[start of TASK INPUT]
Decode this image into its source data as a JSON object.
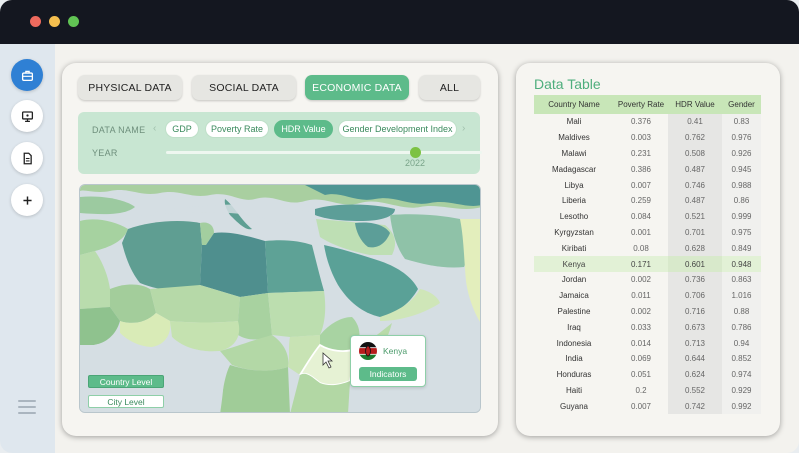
{
  "tabs": [
    {
      "label": "PHYSICAL DATA",
      "active": false
    },
    {
      "label": "SOCIAL DATA",
      "active": false
    },
    {
      "label": "ECONOMIC DATA",
      "active": true
    },
    {
      "label": "ALL",
      "active": false
    }
  ],
  "filters": {
    "data_name_label": "DATA NAME",
    "year_label": "YEAR",
    "chips": [
      "GDP",
      "Poverty Rate",
      "HDR Value",
      "Gender Development Index"
    ],
    "selected_chip": "HDR Value",
    "year_value": "2022"
  },
  "map": {
    "popup_country": "Kenya",
    "popup_button": "Indicators",
    "country_level_label": "Country Level",
    "city_level_label": "City Level"
  },
  "data_table": {
    "title": "Data Table",
    "columns": [
      "Country Name",
      "Poverty Rate",
      "HDR Value",
      "Gender"
    ],
    "selected_row": "Kenya",
    "rows": [
      [
        "Mali",
        "0.376",
        "0.41",
        "0.83"
      ],
      [
        "Maldives",
        "0.003",
        "0.762",
        "0.976"
      ],
      [
        "Malawi",
        "0.231",
        "0.508",
        "0.926"
      ],
      [
        "Madagascar",
        "0.386",
        "0.487",
        "0.945"
      ],
      [
        "Libya",
        "0.007",
        "0.746",
        "0.988"
      ],
      [
        "Liberia",
        "0.259",
        "0.487",
        "0.86"
      ],
      [
        "Lesotho",
        "0.084",
        "0.521",
        "0.999"
      ],
      [
        "Kyrgyzstan",
        "0.001",
        "0.701",
        "0.975"
      ],
      [
        "Kiribati",
        "0.08",
        "0.628",
        "0.849"
      ],
      [
        "Kenya",
        "0.171",
        "0.601",
        "0.948"
      ],
      [
        "Jordan",
        "0.002",
        "0.736",
        "0.863"
      ],
      [
        "Jamaica",
        "0.011",
        "0.706",
        "1.016"
      ],
      [
        "Palestine",
        "0.002",
        "0.716",
        "0.88"
      ],
      [
        "Iraq",
        "0.033",
        "0.673",
        "0.786"
      ],
      [
        "Indonesia",
        "0.014",
        "0.713",
        "0.94"
      ],
      [
        "India",
        "0.069",
        "0.644",
        "0.852"
      ],
      [
        "Honduras",
        "0.051",
        "0.624",
        "0.974"
      ],
      [
        "Haiti",
        "0.2",
        "0.552",
        "0.929"
      ],
      [
        "Guyana",
        "0.007",
        "0.742",
        "0.992"
      ]
    ]
  },
  "sidebar": {
    "items": [
      "briefcase-icon",
      "monitor-icon",
      "document-icon",
      "plus-icon"
    ],
    "menu_icon": "hamburger-icon"
  },
  "colors": {
    "accent": "#5dbb8a",
    "chip_border": "#bfe0c9",
    "table_header": "#c8e6b8",
    "sidebar_active": "#2f80d4"
  }
}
[end of TASK INPUT]
SET PROBLEM
Repeat the material above verbatim, with no pictures in the output.

ANSWER FOR THIS EXERCISE
Decode this image into its source data as a JSON object.
{
  "tabs": [
    {
      "label": "PHYSICAL DATA",
      "active": false
    },
    {
      "label": "SOCIAL DATA",
      "active": false
    },
    {
      "label": "ECONOMIC DATA",
      "active": true
    },
    {
      "label": "ALL",
      "active": false
    }
  ],
  "filters": {
    "data_name_label": "DATA NAME",
    "year_label": "YEAR",
    "chips": [
      "GDP",
      "Poverty Rate",
      "HDR Value",
      "Gender Development Index"
    ],
    "selected_chip": "HDR Value",
    "year_value": "2022"
  },
  "map": {
    "popup_country": "Kenya",
    "popup_button": "Indicators",
    "country_level_label": "Country Level",
    "city_level_label": "City Level"
  },
  "data_table": {
    "title": "Data Table",
    "columns": [
      "Country Name",
      "Poverty Rate",
      "HDR Value",
      "Gender"
    ],
    "selected_row": "Kenya",
    "rows": [
      [
        "Mali",
        "0.376",
        "0.41",
        "0.83"
      ],
      [
        "Maldives",
        "0.003",
        "0.762",
        "0.976"
      ],
      [
        "Malawi",
        "0.231",
        "0.508",
        "0.926"
      ],
      [
        "Madagascar",
        "0.386",
        "0.487",
        "0.945"
      ],
      [
        "Libya",
        "0.007",
        "0.746",
        "0.988"
      ],
      [
        "Liberia",
        "0.259",
        "0.487",
        "0.86"
      ],
      [
        "Lesotho",
        "0.084",
        "0.521",
        "0.999"
      ],
      [
        "Kyrgyzstan",
        "0.001",
        "0.701",
        "0.975"
      ],
      [
        "Kiribati",
        "0.08",
        "0.628",
        "0.849"
      ],
      [
        "Kenya",
        "0.171",
        "0.601",
        "0.948"
      ],
      [
        "Jordan",
        "0.002",
        "0.736",
        "0.863"
      ],
      [
        "Jamaica",
        "0.011",
        "0.706",
        "1.016"
      ],
      [
        "Palestine",
        "0.002",
        "0.716",
        "0.88"
      ],
      [
        "Iraq",
        "0.033",
        "0.673",
        "0.786"
      ],
      [
        "Indonesia",
        "0.014",
        "0.713",
        "0.94"
      ],
      [
        "India",
        "0.069",
        "0.644",
        "0.852"
      ],
      [
        "Honduras",
        "0.051",
        "0.624",
        "0.974"
      ],
      [
        "Haiti",
        "0.2",
        "0.552",
        "0.929"
      ],
      [
        "Guyana",
        "0.007",
        "0.742",
        "0.992"
      ]
    ]
  },
  "sidebar": {
    "items": [
      "briefcase-icon",
      "monitor-icon",
      "document-icon",
      "plus-icon"
    ],
    "menu_icon": "hamburger-icon"
  },
  "colors": {
    "accent": "#5dbb8a",
    "chip_border": "#bfe0c9",
    "table_header": "#c8e6b8",
    "sidebar_active": "#2f80d4"
  }
}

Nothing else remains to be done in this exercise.